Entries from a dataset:
::::::

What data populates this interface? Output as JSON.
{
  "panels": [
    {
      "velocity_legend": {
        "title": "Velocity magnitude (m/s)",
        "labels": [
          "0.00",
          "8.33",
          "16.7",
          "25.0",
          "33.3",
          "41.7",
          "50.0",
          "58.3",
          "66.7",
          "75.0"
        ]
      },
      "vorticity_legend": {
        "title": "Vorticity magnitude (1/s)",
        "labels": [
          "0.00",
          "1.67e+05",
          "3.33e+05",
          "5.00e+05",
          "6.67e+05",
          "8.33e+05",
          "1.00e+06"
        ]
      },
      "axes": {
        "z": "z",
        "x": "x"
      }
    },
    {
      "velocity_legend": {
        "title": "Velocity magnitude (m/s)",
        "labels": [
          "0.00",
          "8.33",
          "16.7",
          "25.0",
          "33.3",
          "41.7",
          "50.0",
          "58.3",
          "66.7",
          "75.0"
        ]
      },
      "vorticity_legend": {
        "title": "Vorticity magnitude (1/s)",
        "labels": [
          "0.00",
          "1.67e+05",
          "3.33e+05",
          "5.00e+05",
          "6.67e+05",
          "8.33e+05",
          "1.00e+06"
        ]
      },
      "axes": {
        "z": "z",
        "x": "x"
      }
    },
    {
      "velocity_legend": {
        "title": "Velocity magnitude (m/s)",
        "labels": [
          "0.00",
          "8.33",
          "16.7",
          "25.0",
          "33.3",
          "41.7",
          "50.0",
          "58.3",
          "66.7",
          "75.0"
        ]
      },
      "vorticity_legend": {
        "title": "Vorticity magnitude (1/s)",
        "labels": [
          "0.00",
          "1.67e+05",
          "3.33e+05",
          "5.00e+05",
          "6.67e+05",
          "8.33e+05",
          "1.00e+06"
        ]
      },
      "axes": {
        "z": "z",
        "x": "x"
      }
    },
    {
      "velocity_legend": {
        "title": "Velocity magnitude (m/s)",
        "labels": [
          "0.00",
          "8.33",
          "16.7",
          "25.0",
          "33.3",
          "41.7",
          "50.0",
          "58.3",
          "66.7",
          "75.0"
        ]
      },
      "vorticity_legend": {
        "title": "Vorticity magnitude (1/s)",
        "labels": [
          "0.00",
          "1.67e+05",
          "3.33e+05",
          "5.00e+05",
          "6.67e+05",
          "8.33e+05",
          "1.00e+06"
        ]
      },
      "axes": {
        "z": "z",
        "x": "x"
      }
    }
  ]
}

::::::

§ **Problem statement**:
Write out every record shown above, word for word.

§ **Result for this task**:
What data populates this interface? Output as JSON.
{
  "panels": [
    {
      "velocity_legend": {
        "title": "Velocity magnitude (m/s)",
        "labels": [
          "0.00",
          "8.33",
          "16.7",
          "25.0",
          "33.3",
          "41.7",
          "50.0",
          "58.3",
          "66.7",
          "75.0"
        ]
      },
      "vorticity_legend": {
        "title": "Vorticity magnitude (1/s)",
        "labels": [
          "0.00",
          "1.67e+05",
          "3.33e+05",
          "5.00e+05",
          "6.67e+05",
          "8.33e+05",
          "1.00e+06"
        ]
      },
      "axes": {
        "z": "z",
        "x": "x"
      }
    },
    {
      "velocity_legend": {
        "title": "Velocity magnitude (m/s)",
        "labels": [
          "0.00",
          "8.33",
          "16.7",
          "25.0",
          "33.3",
          "41.7",
          "50.0",
          "58.3",
          "66.7",
          "75.0"
        ]
      },
      "vorticity_legend": {
        "title": "Vorticity magnitude (1/s)",
        "labels": [
          "0.00",
          "1.67e+05",
          "3.33e+05",
          "5.00e+05",
          "6.67e+05",
          "8.33e+05",
          "1.00e+06"
        ]
      },
      "axes": {
        "z": "z",
        "x": "x"
      }
    },
    {
      "velocity_legend": {
        "title": "Velocity magnitude (m/s)",
        "labels": [
          "0.00",
          "8.33",
          "16.7",
          "25.0",
          "33.3",
          "41.7",
          "50.0",
          "58.3",
          "66.7",
          "75.0"
        ]
      },
      "vorticity_legend": {
        "title": "Vorticity magnitude (1/s)",
        "labels": [
          "0.00",
          "1.67e+05",
          "3.33e+05",
          "5.00e+05",
          "6.67e+05",
          "8.33e+05",
          "1.00e+06"
        ]
      },
      "axes": {
        "z": "z",
        "x": "x"
      }
    },
    {
      "velocity_legend": {
        "title": "Velocity magnitude (m/s)",
        "labels": [
          "0.00",
          "8.33",
          "16.7",
          "25.0",
          "33.3",
          "41.7",
          "50.0",
          "58.3",
          "66.7",
          "75.0"
        ]
      },
      "vorticity_legend": {
        "title": "Vorticity magnitude (1/s)",
        "labels": [
          "0.00",
          "1.67e+05",
          "3.33e+05",
          "5.00e+05",
          "6.67e+05",
          "8.33e+05",
          "1.00e+06"
        ]
      },
      "axes": {
        "z": "z",
        "x": "x"
      }
    }
  ]
}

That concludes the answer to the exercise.